[Data items]
<<<<
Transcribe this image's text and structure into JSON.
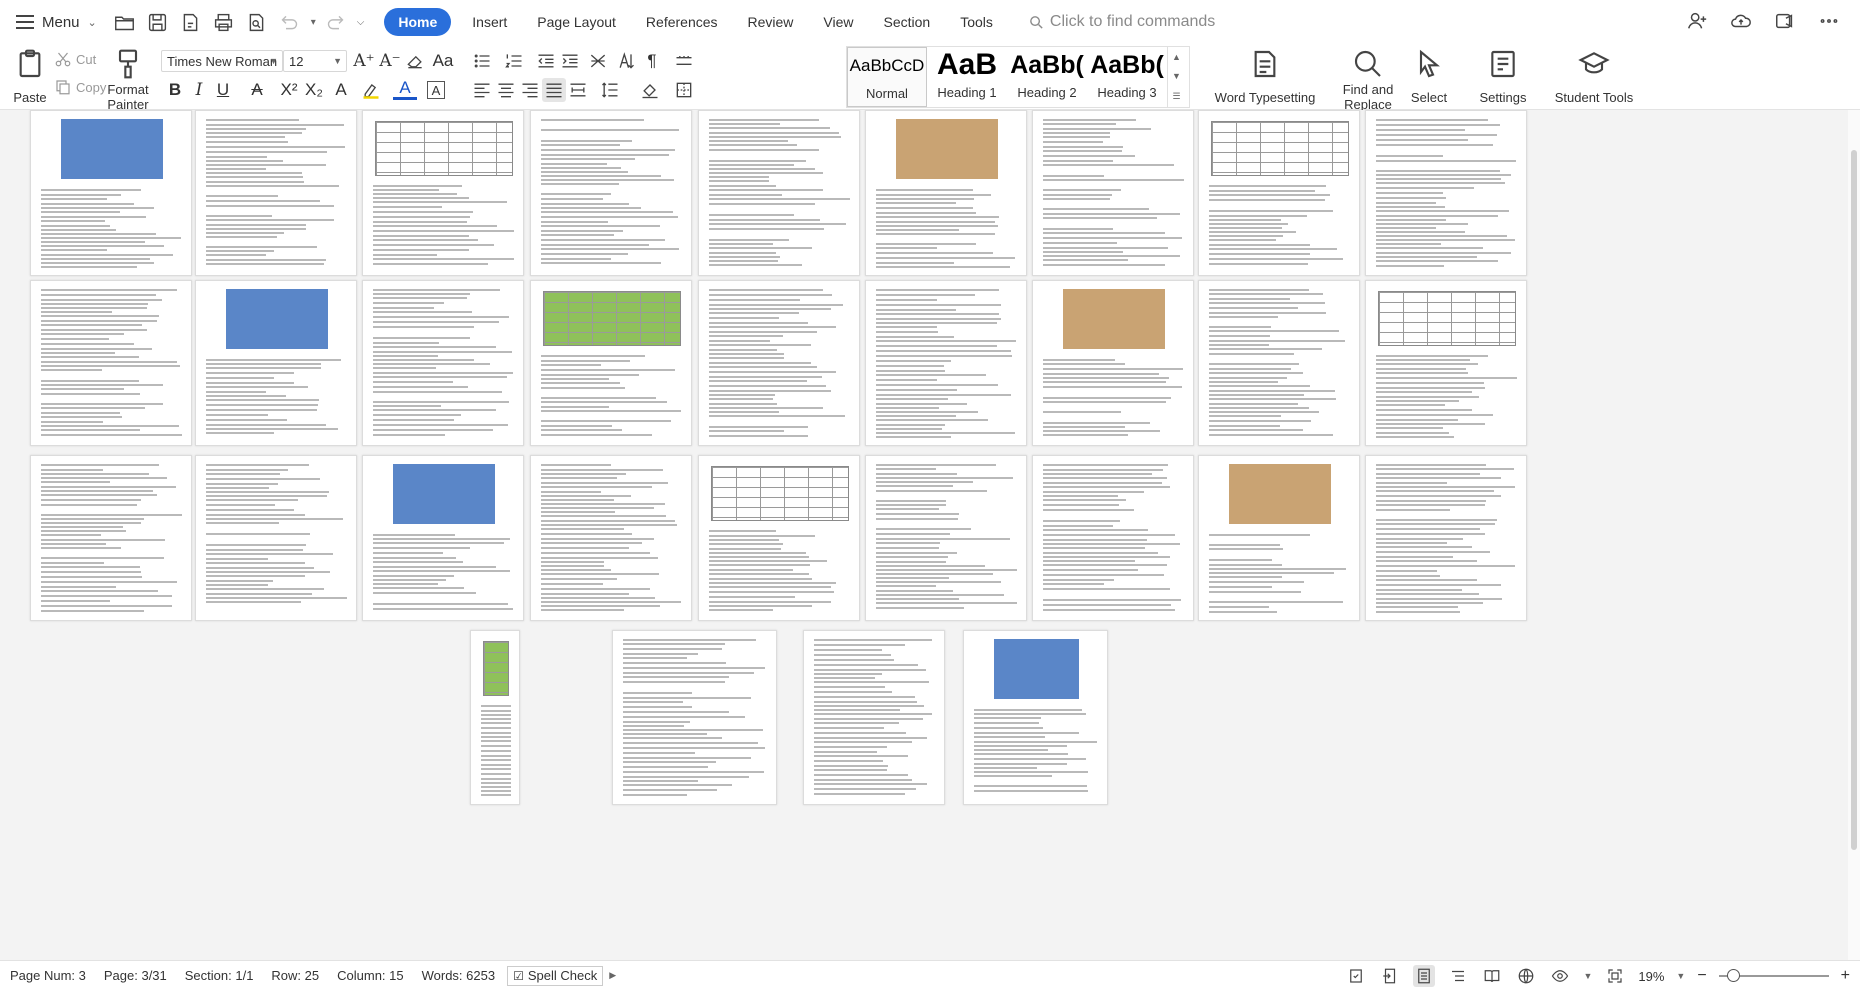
{
  "menubar": {
    "menu_label": "Menu",
    "tabs": [
      {
        "label": "Home",
        "active": true
      },
      {
        "label": "Insert"
      },
      {
        "label": "Page Layout"
      },
      {
        "label": "References"
      },
      {
        "label": "Review"
      },
      {
        "label": "View"
      },
      {
        "label": "Section"
      },
      {
        "label": "Tools"
      }
    ],
    "search_placeholder": "Click to find commands"
  },
  "ribbon": {
    "paste": "Paste",
    "cut": "Cut",
    "copy": "Copy",
    "format_painter_1": "Format",
    "format_painter_2": "Painter",
    "font_name": "Times New Roman",
    "font_size": "12",
    "styles": [
      {
        "preview": "AaBbCcD",
        "name": "Normal"
      },
      {
        "preview": "AaB",
        "name": "Heading 1"
      },
      {
        "preview": "AaBb(",
        "name": "Heading 2"
      },
      {
        "preview": "AaBb(",
        "name": "Heading 3"
      }
    ],
    "word_typesetting": "Word Typesetting",
    "find_replace_1": "Find and",
    "find_replace_2": "Replace",
    "select": "Select",
    "settings": "Settings",
    "student_tools": "Student Tools"
  },
  "statusbar": {
    "page_num": "Page Num: 3",
    "page": "Page: 3/31",
    "section": "Section: 1/1",
    "row": "Row: 25",
    "column": "Column: 15",
    "words": "Words: 6253",
    "spell_check": "Spell Check",
    "zoom": "19%"
  },
  "colors": {
    "accent": "#2a6fdb",
    "table_green": "#8fc15a",
    "photo_blue": "#5a86c8",
    "photo_tan": "#c9a373"
  }
}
>>>>
Exercise details -
Quote the records above exactly, leaving out any pictures.

Result for this task -
Transcribe this image's text and structure into JSON.
{
  "menubar": {
    "menu_label": "Menu",
    "tabs": [
      {
        "label": "Home",
        "active": true
      },
      {
        "label": "Insert"
      },
      {
        "label": "Page Layout"
      },
      {
        "label": "References"
      },
      {
        "label": "Review"
      },
      {
        "label": "View"
      },
      {
        "label": "Section"
      },
      {
        "label": "Tools"
      }
    ],
    "search_placeholder": "Click to find commands"
  },
  "ribbon": {
    "paste": "Paste",
    "cut": "Cut",
    "copy": "Copy",
    "format_painter_1": "Format",
    "format_painter_2": "Painter",
    "font_name": "Times New Roman",
    "font_size": "12",
    "styles": [
      {
        "preview": "AaBbCcD",
        "name": "Normal"
      },
      {
        "preview": "AaB",
        "name": "Heading 1"
      },
      {
        "preview": "AaBb(",
        "name": "Heading 2"
      },
      {
        "preview": "AaBb(",
        "name": "Heading 3"
      }
    ],
    "word_typesetting": "Word Typesetting",
    "find_replace_1": "Find and",
    "find_replace_2": "Replace",
    "select": "Select",
    "settings": "Settings",
    "student_tools": "Student Tools"
  },
  "statusbar": {
    "page_num": "Page Num: 3",
    "page": "Page: 3/31",
    "section": "Section: 1/1",
    "row": "Row: 25",
    "column": "Column: 15",
    "words": "Words: 6253",
    "spell_check": "Spell Check",
    "zoom": "19%"
  },
  "colors": {
    "accent": "#2a6fdb",
    "table_green": "#8fc15a",
    "photo_blue": "#5a86c8",
    "photo_tan": "#c9a373"
  }
}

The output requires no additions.